What to do: From the line containing "Extract the structured" to the end of the data, retype every line exactly and nothing else. Drop the pictures.

Lines of data:

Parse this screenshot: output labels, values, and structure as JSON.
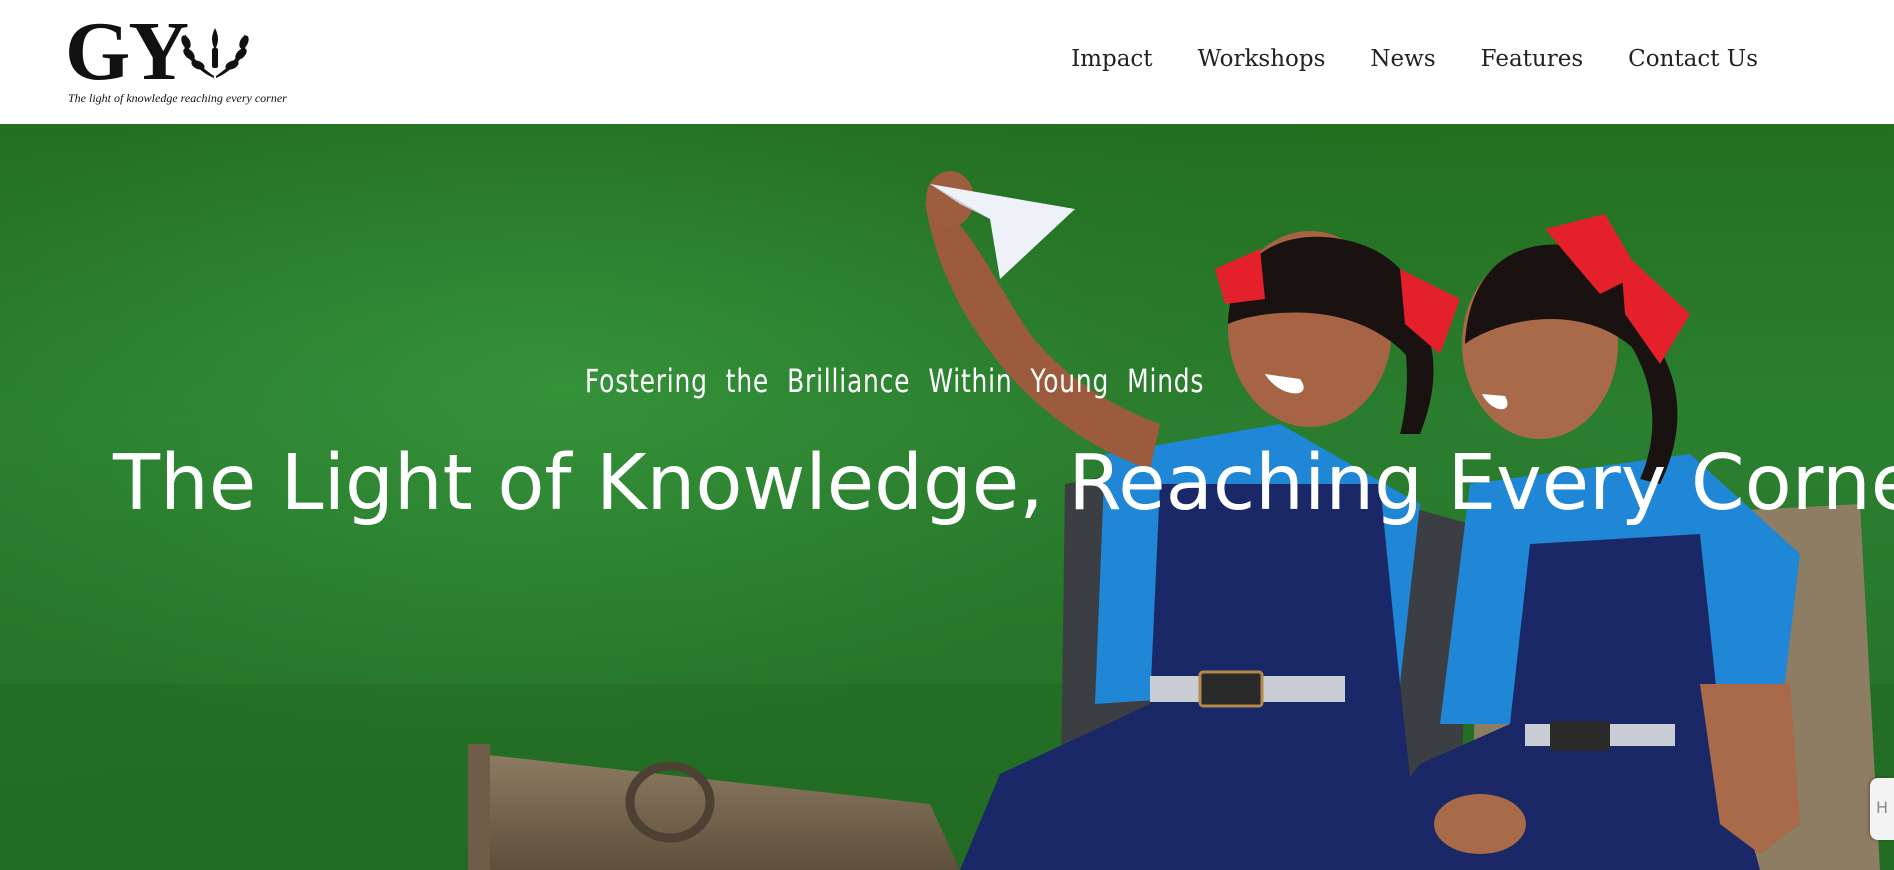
{
  "logo": {
    "mark": "GY",
    "tagline": "The light of knowledge reaching every corner"
  },
  "nav": {
    "items": [
      {
        "label": "Impact"
      },
      {
        "label": "Workshops"
      },
      {
        "label": "News"
      },
      {
        "label": "Features"
      },
      {
        "label": "Contact Us"
      }
    ]
  },
  "hero": {
    "subtitle": "Fostering the Brilliance Within Young Minds",
    "title": "The Light of Knowledge, Reaching Every Corner"
  },
  "side_tab": {
    "icon": "accessibility-icon",
    "label": "H"
  },
  "colors": {
    "grass": "#2b8030",
    "uniform_blue": "#1f87d6",
    "pinafore_navy": "#1b2868",
    "ribbon_red": "#e4202b",
    "text_white": "#ffffff"
  }
}
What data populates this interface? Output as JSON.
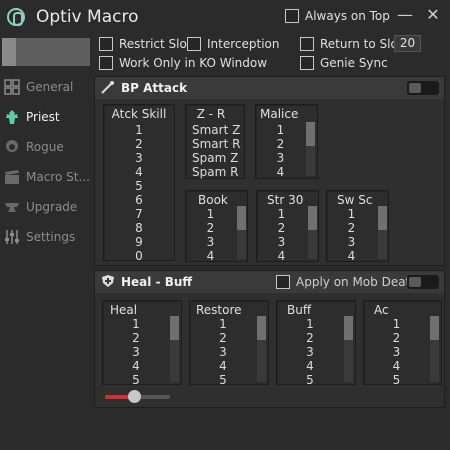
{
  "app": {
    "title": "Optiv Macro"
  },
  "titlebar": {
    "always_on_top": "Always on Top",
    "minimize": "—",
    "close": "✕"
  },
  "options": {
    "restrict_slot": "Restrict Slot",
    "interception": "Interception",
    "return_to_slot": "Return to Slot",
    "return_slot_value": "20",
    "ko_window": "Work Only in KO Window",
    "genie_sync": "Genie Sync"
  },
  "sidebar": {
    "items": [
      {
        "label": "General",
        "icon": "grid-icon"
      },
      {
        "label": "Priest",
        "icon": "priest-icon"
      },
      {
        "label": "Rogue",
        "icon": "rogue-icon"
      },
      {
        "label": "Macro St...",
        "icon": "clapper-icon"
      },
      {
        "label": "Upgrade",
        "icon": "anvil-icon"
      },
      {
        "label": "Settings",
        "icon": "sliders-icon"
      }
    ]
  },
  "bp_attack": {
    "title": "BP Attack",
    "atck_skill": {
      "title": "Atck Skill",
      "items": [
        "1",
        "2",
        "3",
        "4",
        "5",
        "6",
        "7",
        "8",
        "9",
        "0"
      ]
    },
    "z_r": {
      "title": "Z - R",
      "items": [
        "Smart Z",
        "Smart R",
        "Spam Z",
        "Spam R"
      ]
    },
    "malice": {
      "title": "Malice",
      "items": [
        "1",
        "2",
        "3",
        "4"
      ]
    },
    "book": {
      "title": "Book",
      "items": [
        "1",
        "2",
        "3",
        "4"
      ]
    },
    "str30": {
      "title": "Str 30",
      "items": [
        "1",
        "2",
        "3",
        "4"
      ]
    },
    "sw_sc": {
      "title": "Sw Sc",
      "items": [
        "1",
        "2",
        "3",
        "4"
      ]
    }
  },
  "heal_buff": {
    "title": "Heal - Buff",
    "apply_on_mob_death": "Apply on Mob Death",
    "heal": {
      "title": "Heal",
      "items": [
        "1",
        "2",
        "3",
        "4",
        "5"
      ]
    },
    "restore": {
      "title": "Restore",
      "items": [
        "1",
        "2",
        "3",
        "4",
        "5"
      ]
    },
    "buff": {
      "title": "Buff",
      "items": [
        "1",
        "2",
        "3",
        "4",
        "5"
      ]
    },
    "ac": {
      "title": "Ac",
      "items": [
        "1",
        "2",
        "3",
        "4",
        "5"
      ]
    },
    "slider_level": 0.45
  },
  "colors": {
    "accent": "#d03030",
    "logo": "#8fd0c0"
  }
}
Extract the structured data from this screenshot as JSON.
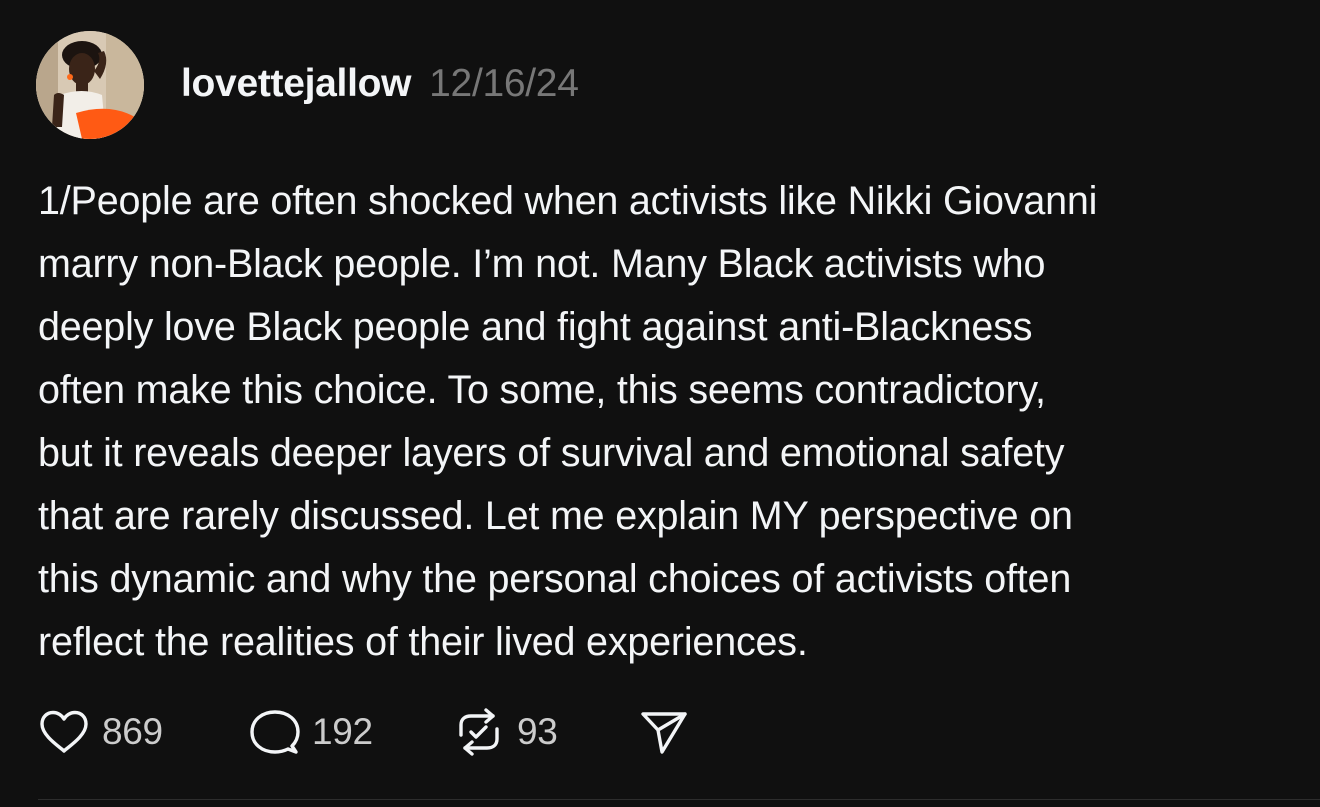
{
  "post": {
    "author": {
      "username": "lovettejallow",
      "timestamp": "12/16/24",
      "avatar_icon": "profile-photo"
    },
    "text_lines": [
      "1/People are often shocked when activists like Nikki Giovanni",
      "marry non-Black people. I’m not. Many Black activists who",
      "deeply love Black people and fight against anti-Blackness",
      "often make this choice. To some, this seems contradictory,",
      "but it reveals deeper layers of survival and emotional safety",
      "that are rarely discussed. Let me explain MY perspective on",
      "this dynamic and why the personal choices of activists often",
      "reflect the realities of their lived experiences."
    ],
    "actions": {
      "like": {
        "icon": "heart-icon",
        "count": "869"
      },
      "reply": {
        "icon": "comment-bubble-icon",
        "count": "192"
      },
      "repost": {
        "icon": "repost-icon",
        "count": "93"
      },
      "share": {
        "icon": "send-icon"
      }
    }
  },
  "colors": {
    "background": "#101010",
    "primary_text": "#f3f5f7",
    "secondary_text": "#777777",
    "counts": "#cccccc"
  }
}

Response to the exercise:
Extract the structured data from this screenshot as JSON.
{
  "post": {
    "author": {
      "username": "lovettejallow",
      "timestamp": "12/16/24",
      "avatar_icon": "profile-photo"
    },
    "text_lines": [
      "1/People are often shocked when activists like Nikki Giovanni",
      "marry non-Black people. I’m not. Many Black activists who",
      "deeply love Black people and fight against anti-Blackness",
      "often make this choice. To some, this seems contradictory,",
      "but it reveals deeper layers of survival and emotional safety",
      "that are rarely discussed. Let me explain MY perspective on",
      "this dynamic and why the personal choices of activists often",
      "reflect the realities of their lived experiences."
    ],
    "actions": {
      "like": {
        "icon": "heart-icon",
        "count": "869"
      },
      "reply": {
        "icon": "comment-bubble-icon",
        "count": "192"
      },
      "repost": {
        "icon": "repost-icon",
        "count": "93"
      },
      "share": {
        "icon": "send-icon"
      }
    }
  },
  "colors": {
    "background": "#101010",
    "primary_text": "#f3f5f7",
    "secondary_text": "#777777",
    "counts": "#cccccc"
  }
}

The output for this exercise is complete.